> **The input**

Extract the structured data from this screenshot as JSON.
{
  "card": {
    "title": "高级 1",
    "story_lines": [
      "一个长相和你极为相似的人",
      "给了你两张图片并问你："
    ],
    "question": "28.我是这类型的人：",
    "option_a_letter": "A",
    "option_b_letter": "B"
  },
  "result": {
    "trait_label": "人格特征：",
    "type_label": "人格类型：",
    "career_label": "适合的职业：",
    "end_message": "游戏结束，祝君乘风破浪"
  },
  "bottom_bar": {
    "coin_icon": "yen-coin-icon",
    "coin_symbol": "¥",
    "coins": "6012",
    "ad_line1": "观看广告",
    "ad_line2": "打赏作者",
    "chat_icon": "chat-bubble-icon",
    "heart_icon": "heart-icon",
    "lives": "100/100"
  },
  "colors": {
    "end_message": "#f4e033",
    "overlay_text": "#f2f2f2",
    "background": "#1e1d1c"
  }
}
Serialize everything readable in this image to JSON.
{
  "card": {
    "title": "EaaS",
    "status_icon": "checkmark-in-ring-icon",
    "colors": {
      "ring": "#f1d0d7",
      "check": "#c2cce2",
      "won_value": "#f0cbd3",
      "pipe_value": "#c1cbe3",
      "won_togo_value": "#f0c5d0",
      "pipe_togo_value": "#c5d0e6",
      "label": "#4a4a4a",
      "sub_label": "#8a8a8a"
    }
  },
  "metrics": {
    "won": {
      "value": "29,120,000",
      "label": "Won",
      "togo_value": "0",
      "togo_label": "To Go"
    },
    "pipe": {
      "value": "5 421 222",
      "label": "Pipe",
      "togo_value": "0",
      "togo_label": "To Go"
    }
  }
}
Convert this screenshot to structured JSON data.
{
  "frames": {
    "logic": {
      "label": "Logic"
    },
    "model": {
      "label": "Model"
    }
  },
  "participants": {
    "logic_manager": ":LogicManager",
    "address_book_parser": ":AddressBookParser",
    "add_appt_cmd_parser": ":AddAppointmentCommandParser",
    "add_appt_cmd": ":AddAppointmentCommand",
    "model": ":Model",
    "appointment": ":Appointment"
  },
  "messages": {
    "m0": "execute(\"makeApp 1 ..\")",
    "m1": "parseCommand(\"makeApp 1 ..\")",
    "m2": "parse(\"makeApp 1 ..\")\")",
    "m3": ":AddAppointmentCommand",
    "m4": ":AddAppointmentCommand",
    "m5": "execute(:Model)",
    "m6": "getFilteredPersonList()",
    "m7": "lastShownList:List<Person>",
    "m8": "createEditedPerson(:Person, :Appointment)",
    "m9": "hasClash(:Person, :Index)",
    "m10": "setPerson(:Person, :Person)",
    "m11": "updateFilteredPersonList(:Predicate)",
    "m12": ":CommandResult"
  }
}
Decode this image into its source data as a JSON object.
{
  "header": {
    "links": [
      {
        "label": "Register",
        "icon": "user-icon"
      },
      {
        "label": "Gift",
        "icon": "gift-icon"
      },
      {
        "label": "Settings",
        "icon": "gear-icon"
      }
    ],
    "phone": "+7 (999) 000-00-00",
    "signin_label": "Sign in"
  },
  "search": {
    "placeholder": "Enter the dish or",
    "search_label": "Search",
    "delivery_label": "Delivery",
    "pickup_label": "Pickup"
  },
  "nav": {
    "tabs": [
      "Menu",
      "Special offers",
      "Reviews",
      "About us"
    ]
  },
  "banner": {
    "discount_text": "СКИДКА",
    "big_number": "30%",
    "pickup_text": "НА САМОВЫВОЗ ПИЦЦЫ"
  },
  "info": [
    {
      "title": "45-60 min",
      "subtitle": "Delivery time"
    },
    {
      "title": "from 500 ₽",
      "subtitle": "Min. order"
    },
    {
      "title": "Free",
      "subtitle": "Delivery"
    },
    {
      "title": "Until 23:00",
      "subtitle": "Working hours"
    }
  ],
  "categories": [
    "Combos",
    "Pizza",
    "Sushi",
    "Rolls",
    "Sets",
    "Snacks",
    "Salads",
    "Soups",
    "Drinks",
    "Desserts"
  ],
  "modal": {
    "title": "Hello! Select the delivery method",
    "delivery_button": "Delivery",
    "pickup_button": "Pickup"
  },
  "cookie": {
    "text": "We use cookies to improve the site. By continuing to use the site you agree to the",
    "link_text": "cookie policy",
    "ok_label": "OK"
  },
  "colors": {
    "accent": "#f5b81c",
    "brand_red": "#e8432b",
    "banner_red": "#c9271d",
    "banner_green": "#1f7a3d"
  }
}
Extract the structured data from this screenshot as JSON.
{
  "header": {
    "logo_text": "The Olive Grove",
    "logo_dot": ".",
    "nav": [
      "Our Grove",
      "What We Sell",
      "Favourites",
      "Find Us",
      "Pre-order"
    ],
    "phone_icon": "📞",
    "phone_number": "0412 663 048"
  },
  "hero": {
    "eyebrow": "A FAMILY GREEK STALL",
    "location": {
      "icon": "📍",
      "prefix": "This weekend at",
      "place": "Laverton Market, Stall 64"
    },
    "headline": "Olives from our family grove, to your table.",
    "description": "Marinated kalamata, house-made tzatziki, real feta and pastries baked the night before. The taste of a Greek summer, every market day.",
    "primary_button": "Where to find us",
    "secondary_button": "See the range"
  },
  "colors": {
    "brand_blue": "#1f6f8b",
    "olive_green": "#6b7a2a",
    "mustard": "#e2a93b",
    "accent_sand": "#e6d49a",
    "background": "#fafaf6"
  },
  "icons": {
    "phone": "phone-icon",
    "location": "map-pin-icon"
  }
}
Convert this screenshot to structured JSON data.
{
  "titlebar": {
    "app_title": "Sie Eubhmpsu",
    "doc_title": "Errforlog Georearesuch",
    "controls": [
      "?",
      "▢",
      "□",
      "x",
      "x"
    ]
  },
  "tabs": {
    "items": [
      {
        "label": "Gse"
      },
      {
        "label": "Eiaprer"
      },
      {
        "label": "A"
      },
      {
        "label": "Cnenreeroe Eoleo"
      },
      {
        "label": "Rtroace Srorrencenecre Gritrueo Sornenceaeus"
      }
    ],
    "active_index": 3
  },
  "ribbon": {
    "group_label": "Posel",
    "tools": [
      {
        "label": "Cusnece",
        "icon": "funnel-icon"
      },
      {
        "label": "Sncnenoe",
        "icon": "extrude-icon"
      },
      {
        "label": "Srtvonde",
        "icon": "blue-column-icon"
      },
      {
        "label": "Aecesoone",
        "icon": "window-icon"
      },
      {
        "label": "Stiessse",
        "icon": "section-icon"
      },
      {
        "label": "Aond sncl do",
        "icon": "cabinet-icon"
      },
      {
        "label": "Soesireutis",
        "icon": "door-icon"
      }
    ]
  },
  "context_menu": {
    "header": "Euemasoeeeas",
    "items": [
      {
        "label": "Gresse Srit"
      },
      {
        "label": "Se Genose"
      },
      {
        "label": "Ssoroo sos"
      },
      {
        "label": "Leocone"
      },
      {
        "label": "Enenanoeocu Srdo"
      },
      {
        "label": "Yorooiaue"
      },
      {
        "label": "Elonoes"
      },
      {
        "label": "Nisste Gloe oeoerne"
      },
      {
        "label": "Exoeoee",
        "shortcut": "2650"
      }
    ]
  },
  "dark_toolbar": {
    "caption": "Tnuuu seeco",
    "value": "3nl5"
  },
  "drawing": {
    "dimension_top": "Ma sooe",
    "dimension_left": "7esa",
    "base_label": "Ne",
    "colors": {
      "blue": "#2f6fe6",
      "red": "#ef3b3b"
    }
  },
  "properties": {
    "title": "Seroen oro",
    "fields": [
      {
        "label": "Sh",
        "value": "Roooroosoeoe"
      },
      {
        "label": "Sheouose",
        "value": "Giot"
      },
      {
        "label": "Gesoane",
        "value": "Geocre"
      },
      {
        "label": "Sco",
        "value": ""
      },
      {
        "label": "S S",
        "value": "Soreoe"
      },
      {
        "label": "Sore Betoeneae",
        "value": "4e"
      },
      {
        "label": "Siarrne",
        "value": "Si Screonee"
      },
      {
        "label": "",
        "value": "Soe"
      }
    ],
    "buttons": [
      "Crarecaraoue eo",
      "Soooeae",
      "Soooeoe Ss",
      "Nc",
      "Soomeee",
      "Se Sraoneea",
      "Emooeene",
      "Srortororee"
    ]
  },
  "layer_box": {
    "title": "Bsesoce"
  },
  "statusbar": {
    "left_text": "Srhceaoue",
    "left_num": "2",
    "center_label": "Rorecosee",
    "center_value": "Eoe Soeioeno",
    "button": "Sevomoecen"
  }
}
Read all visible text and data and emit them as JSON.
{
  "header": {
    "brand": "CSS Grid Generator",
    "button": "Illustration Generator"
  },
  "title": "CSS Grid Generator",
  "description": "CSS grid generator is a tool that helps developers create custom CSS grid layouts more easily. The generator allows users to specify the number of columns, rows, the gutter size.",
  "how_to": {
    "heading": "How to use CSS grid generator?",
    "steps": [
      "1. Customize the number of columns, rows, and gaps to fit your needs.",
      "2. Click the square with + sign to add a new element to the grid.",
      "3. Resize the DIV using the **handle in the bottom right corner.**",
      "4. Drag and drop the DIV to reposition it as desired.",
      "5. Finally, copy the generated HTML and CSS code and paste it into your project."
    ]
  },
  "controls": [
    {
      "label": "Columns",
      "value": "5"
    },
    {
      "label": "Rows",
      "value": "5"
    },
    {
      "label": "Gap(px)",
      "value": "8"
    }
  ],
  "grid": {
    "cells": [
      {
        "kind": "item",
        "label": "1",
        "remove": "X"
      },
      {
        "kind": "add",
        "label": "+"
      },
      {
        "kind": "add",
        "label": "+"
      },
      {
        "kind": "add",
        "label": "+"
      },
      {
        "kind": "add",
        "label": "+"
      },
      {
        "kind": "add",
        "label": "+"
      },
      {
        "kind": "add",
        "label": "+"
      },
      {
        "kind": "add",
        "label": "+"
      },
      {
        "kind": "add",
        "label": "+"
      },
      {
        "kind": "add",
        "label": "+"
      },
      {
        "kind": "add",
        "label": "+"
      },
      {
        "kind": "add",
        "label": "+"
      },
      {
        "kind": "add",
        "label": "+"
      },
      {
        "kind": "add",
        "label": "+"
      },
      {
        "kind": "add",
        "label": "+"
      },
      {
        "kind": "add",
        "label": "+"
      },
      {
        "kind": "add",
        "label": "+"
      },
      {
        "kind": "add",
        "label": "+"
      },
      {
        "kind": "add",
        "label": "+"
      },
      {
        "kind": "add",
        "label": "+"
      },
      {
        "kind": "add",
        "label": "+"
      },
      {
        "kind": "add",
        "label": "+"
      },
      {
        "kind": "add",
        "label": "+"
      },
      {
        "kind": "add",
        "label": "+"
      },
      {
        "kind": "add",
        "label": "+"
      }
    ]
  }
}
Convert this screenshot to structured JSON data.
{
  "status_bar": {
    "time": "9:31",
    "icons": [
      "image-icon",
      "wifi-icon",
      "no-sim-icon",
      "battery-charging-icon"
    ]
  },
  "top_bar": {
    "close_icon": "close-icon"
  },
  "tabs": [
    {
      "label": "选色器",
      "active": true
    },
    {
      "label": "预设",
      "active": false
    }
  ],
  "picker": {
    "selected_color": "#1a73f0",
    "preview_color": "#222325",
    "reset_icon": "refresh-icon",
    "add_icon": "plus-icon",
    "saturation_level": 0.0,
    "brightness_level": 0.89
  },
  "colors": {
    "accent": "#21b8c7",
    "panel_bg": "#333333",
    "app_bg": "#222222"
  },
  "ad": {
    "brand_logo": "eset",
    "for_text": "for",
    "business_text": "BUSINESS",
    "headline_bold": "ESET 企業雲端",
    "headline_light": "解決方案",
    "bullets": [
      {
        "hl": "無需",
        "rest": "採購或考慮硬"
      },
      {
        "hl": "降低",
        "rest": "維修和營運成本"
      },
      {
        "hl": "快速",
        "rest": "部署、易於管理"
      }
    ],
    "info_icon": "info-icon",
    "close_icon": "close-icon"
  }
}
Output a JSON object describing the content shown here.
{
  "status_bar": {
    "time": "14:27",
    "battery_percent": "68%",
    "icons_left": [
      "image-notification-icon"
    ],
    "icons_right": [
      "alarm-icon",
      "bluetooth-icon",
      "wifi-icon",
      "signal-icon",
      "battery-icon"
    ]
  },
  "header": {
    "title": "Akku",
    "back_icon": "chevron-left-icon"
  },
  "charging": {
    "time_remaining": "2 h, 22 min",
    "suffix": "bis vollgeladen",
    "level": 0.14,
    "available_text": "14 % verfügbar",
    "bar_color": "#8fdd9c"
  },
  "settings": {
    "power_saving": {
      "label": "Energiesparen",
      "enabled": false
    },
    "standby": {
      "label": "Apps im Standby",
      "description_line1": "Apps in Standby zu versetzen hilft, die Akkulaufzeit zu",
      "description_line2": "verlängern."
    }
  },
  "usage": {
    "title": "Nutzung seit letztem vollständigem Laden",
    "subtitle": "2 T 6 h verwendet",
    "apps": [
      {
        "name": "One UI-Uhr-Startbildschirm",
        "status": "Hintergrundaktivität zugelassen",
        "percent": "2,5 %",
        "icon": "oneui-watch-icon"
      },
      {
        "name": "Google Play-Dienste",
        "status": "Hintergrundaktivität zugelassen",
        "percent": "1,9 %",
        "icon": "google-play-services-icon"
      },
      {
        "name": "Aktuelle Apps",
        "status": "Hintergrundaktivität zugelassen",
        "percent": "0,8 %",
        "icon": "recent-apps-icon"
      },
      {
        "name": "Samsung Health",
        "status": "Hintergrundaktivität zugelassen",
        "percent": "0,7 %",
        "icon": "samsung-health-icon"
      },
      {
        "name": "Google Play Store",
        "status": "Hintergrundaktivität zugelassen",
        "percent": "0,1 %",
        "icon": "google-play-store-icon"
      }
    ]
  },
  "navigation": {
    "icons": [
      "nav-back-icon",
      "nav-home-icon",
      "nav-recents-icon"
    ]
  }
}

> **Exercise aim**
Write out every line of the listing that holds the word "image".

> **The completed task**
Serialize everything readable in this image to JSON.
Decode this image into its source data as a JSON object.
      "image-icon",
      "image-notification-icon"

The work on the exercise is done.